### JOB:
Reproduce exactly the lines from the one containing "Extract all readable text from this page." through the last line of the data, both ends included.

┌──

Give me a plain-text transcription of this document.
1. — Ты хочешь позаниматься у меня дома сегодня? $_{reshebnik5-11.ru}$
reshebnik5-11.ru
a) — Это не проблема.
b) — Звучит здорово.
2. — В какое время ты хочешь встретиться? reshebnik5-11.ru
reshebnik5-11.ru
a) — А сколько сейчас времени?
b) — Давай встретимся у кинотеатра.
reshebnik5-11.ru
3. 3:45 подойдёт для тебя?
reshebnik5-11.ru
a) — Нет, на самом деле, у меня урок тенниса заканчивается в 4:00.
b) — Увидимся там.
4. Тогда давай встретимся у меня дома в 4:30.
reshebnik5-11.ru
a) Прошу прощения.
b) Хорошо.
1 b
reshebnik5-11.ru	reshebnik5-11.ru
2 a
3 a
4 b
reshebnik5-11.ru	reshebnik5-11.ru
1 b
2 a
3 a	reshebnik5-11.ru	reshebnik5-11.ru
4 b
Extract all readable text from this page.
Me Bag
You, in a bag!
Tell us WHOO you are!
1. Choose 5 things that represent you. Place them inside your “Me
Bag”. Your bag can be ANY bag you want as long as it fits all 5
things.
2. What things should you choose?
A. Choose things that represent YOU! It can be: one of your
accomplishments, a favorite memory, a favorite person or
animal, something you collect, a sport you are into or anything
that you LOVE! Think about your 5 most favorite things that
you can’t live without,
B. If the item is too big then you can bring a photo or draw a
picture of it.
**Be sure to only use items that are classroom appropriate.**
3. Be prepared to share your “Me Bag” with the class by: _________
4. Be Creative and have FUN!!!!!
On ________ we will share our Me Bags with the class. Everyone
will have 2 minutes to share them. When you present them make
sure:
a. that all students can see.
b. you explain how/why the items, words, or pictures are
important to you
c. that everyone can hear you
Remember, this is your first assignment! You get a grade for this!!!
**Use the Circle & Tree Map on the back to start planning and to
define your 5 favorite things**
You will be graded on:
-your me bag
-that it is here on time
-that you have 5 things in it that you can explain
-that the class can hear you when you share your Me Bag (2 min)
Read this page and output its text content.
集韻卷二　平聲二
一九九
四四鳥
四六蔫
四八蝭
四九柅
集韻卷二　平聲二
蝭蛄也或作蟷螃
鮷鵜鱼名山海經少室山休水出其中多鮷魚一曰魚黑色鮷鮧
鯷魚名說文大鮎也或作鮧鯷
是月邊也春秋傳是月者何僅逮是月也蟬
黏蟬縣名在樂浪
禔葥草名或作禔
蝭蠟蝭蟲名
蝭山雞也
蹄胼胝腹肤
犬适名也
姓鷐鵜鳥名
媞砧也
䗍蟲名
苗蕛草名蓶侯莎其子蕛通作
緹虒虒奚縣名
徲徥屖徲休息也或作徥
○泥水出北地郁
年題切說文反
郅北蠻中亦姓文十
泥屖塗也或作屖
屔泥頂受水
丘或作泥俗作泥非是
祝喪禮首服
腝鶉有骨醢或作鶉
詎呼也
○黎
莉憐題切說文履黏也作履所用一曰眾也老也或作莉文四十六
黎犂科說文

└──

### REPLY:
Extract all readable text from this page.
Me Bag
You, in a bag!
Tell us WHOO you are!
1. Choose 5 things that represent you. Place them inside your “Me
Bag”. Your bag can be ANY bag you want as long as it fits all 5
things.
2. What things should you choose?
A. Choose things that represent YOU! It can be: one of your
accomplishments, a favorite memory, a favorite person or
animal, something you collect, a sport you are into or anything
that you LOVE! Think about your 5 most favorite things that
you can’t live without,
B. If the item is too big then you can bring a photo or draw a
picture of it.
**Be sure to only use items that are classroom appropriate.**
3. Be prepared to share your “Me Bag” with the class by: _________
4. Be Creative and have FUN!!!!!
On ________ we will share our Me Bags with the class. Everyone
will have 2 minutes to share them. When you present them make
sure:
a. that all students can see.
b. you explain how/why the items, words, or pictures are
important to you
c. that everyone can hear you
Remember, this is your first assignment! You get a grade for this!!!
**Use the Circle & Tree Map on the back to start planning and to
define your 5 favorite things**
You will be graded on:
-your me bag
-that it is here on time
-that you have 5 things in it that you can explain
-that the class can hear you when you share your Me Bag (2 min)
Read this page and output its text content.
集韻卷二　平聲二
一九九
四四鳥
四六蔫
四八蝭
四九柅
集韻卷二　平聲二
蝭蛄也或作蟷螃
鮷鵜鱼名山海經少室山休水出其中多鮷魚一曰魚黑色鮷鮧
鯷魚名說文大鮎也或作鮧鯷
是月邊也春秋傳是月者何僅逮是月也蟬
黏蟬縣名在樂浪
禔葥草名或作禔
蝭蠟蝭蟲名
蝭山雞也
蹄胼胝腹肤
犬适名也
姓鷐鵜鳥名
媞砧也
䗍蟲名
苗蕛草名蓶侯莎其子蕛通作
緹虒虒奚縣名
徲徥屖徲休息也或作徥
○泥水出北地郁
年題切說文反
郅北蠻中亦姓文十
泥屖塗也或作屖
屔泥頂受水
丘或作泥俗作泥非是
祝喪禮首服
腝鶉有骨醢或作鶉
詎呼也
○黎
莉憐題切說文履黏也作履所用一曰眾也老也或作莉文四十六
黎犂科說文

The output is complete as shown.